Collected data entries

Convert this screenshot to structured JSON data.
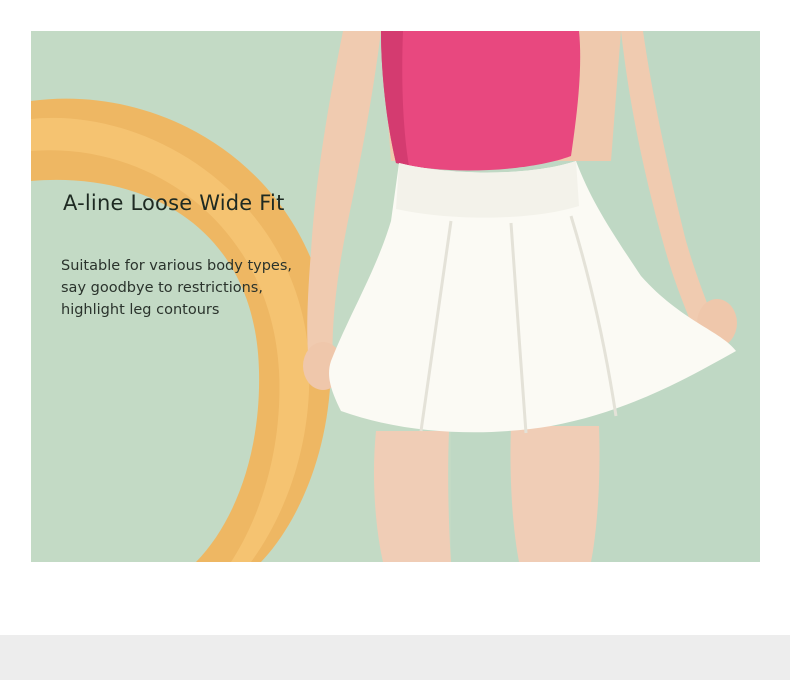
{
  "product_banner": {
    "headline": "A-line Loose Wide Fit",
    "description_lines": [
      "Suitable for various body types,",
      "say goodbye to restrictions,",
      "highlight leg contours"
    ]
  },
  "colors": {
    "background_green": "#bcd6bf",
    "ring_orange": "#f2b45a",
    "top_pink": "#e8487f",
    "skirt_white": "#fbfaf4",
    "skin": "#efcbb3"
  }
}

# TO BE DONE
Copy everything in the records above except the pictures, exactly as written.

# ANSWER TO THE EXERCISE
Convert this screenshot to structured JSON data.
{
  "product_banner": {
    "headline": "A-line Loose Wide Fit",
    "description_lines": [
      "Suitable for various body types,",
      "say goodbye to restrictions,",
      "highlight leg contours"
    ]
  },
  "colors": {
    "background_green": "#bcd6bf",
    "ring_orange": "#f2b45a",
    "top_pink": "#e8487f",
    "skirt_white": "#fbfaf4",
    "skin": "#efcbb3"
  }
}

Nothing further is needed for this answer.